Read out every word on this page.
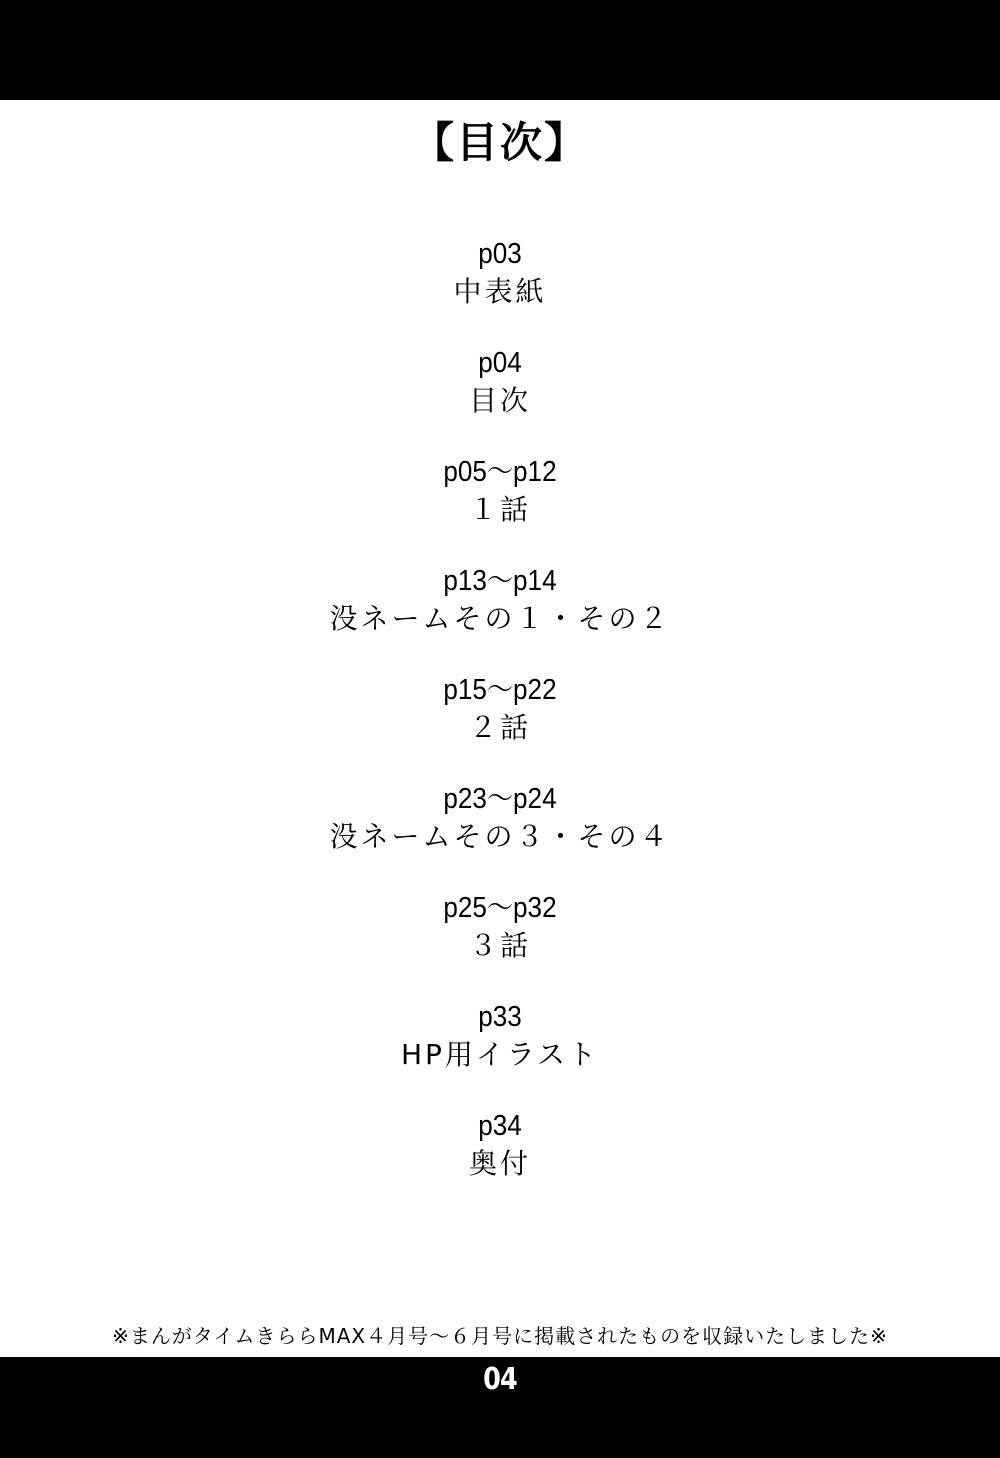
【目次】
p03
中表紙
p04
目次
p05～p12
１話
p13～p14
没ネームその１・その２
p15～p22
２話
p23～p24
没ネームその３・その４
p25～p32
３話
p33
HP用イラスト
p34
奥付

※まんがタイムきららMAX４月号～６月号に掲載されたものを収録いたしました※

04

○ ○ ○ ○

### EXERCISE OBJECTIVE
Output all of the records exactly as they appear above, but not the pictures.

### COMPLETE OUTPUT
Read out every word on this page.
【目次】
p03
中表紙
p04
目次
p05～p12
１話
p13～p14
没ネームその１・その２
p15～p22
２話
p23～p24
没ネームその３・その４
p25～p32
３話
p33
HP用イラスト
p34
奥付

※まんがタイムきららMAX４月号～６月号に掲載されたものを収録いたしました※

04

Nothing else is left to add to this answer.